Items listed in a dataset
▬▬▬▬▬▬▬▬▬▬

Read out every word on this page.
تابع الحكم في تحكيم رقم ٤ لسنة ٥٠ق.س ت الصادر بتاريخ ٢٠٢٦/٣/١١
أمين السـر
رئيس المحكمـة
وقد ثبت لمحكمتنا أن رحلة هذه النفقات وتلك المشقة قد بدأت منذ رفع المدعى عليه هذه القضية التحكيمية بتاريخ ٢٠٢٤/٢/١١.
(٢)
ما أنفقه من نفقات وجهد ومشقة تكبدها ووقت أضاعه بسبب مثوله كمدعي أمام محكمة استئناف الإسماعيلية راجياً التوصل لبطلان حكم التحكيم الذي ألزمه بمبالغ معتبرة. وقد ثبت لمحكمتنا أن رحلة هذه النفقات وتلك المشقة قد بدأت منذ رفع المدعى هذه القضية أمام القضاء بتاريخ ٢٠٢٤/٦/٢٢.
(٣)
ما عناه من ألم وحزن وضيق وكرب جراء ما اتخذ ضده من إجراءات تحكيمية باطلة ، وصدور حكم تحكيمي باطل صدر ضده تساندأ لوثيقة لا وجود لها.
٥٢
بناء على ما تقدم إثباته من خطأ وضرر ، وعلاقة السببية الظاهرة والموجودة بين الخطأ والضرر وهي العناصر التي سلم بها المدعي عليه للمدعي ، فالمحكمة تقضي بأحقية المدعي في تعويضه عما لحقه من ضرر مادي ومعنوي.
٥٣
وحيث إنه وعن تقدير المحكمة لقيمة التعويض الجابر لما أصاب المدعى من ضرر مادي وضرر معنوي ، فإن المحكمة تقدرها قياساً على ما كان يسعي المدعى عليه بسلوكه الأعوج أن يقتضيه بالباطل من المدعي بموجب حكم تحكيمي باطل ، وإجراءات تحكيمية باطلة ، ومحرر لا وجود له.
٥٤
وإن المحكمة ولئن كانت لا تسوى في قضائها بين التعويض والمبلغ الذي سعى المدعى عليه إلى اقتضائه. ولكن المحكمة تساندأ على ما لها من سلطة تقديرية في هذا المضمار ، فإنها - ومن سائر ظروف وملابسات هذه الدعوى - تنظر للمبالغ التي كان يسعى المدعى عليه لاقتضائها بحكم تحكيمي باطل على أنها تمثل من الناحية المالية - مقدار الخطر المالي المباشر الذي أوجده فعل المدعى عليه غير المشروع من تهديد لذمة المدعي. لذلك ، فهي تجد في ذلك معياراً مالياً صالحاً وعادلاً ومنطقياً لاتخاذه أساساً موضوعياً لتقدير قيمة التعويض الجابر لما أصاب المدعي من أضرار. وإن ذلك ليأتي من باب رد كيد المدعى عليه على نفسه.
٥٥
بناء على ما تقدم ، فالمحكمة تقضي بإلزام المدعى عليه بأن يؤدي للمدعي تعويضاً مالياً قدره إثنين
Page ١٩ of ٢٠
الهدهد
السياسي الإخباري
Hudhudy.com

▬▬▬▬▬▬▬▬▬▬

Extract each line from the listing above, please, and repeat it exactly.

• [Exercise result]
Read out every word on this page.
تابع الحكم في تحكيم رقم ٤ لسنة ٥٠ق.س ت الصادر بتاريخ ٢٠٢٦/٣/١١
أمين السـر
رئيس المحكمـة
وقد ثبت لمحكمتنا أن رحلة هذه النفقات وتلك المشقة قد بدأت منذ رفع المدعى عليه هذه القضية التحكيمية بتاريخ ٢٠٢٤/٢/١١.
(٢)
ما أنفقه من نفقات وجهد ومشقة تكبدها ووقت أضاعه بسبب مثوله كمدعي أمام محكمة استئناف الإسماعيلية راجياً التوصل لبطلان حكم التحكيم الذي ألزمه بمبالغ معتبرة. وقد ثبت لمحكمتنا أن رحلة هذه النفقات وتلك المشقة قد بدأت منذ رفع المدعى هذه القضية أمام القضاء بتاريخ ٢٠٢٤/٦/٢٢.
(٣)
ما عناه من ألم وحزن وضيق وكرب جراء ما اتخذ ضده من إجراءات تحكيمية باطلة ، وصدور حكم تحكيمي باطل صدر ضده تساندأ لوثيقة لا وجود لها.
٥٢
بناء على ما تقدم إثباته من خطأ وضرر ، وعلاقة السببية الظاهرة والموجودة بين الخطأ والضرر وهي العناصر التي سلم بها المدعي عليه للمدعي ، فالمحكمة تقضي بأحقية المدعي في تعويضه عما لحقه من ضرر مادي ومعنوي.
٥٣
وحيث إنه وعن تقدير المحكمة لقيمة التعويض الجابر لما أصاب المدعى من ضرر مادي وضرر معنوي ، فإن المحكمة تقدرها قياساً على ما كان يسعي المدعى عليه بسلوكه الأعوج أن يقتضيه بالباطل من المدعي بموجب حكم تحكيمي باطل ، وإجراءات تحكيمية باطلة ، ومحرر لا وجود له.
٥٤
وإن المحكمة ولئن كانت لا تسوى في قضائها بين التعويض والمبلغ الذي سعى المدعى عليه إلى اقتضائه. ولكن المحكمة تساندأ على ما لها من سلطة تقديرية في هذا المضمار ، فإنها - ومن سائر ظروف وملابسات هذه الدعوى - تنظر للمبالغ التي كان يسعى المدعى عليه لاقتضائها بحكم تحكيمي باطل على أنها تمثل من الناحية المالية - مقدار الخطر المالي المباشر الذي أوجده فعل المدعى عليه غير المشروع من تهديد لذمة المدعي. لذلك ، فهي تجد في ذلك معياراً مالياً صالحاً وعادلاً ومنطقياً لاتخاذه أساساً موضوعياً لتقدير قيمة التعويض الجابر لما أصاب المدعي من أضرار. وإن ذلك ليأتي من باب رد كيد المدعى عليه على نفسه.
٥٥
بناء على ما تقدم ، فالمحكمة تقضي بإلزام المدعى عليه بأن يؤدي للمدعي تعويضاً مالياً قدره إثنين
Page ١٩ of ٢٠
الهدهد
السياسي الإخباري
Hudhudy.com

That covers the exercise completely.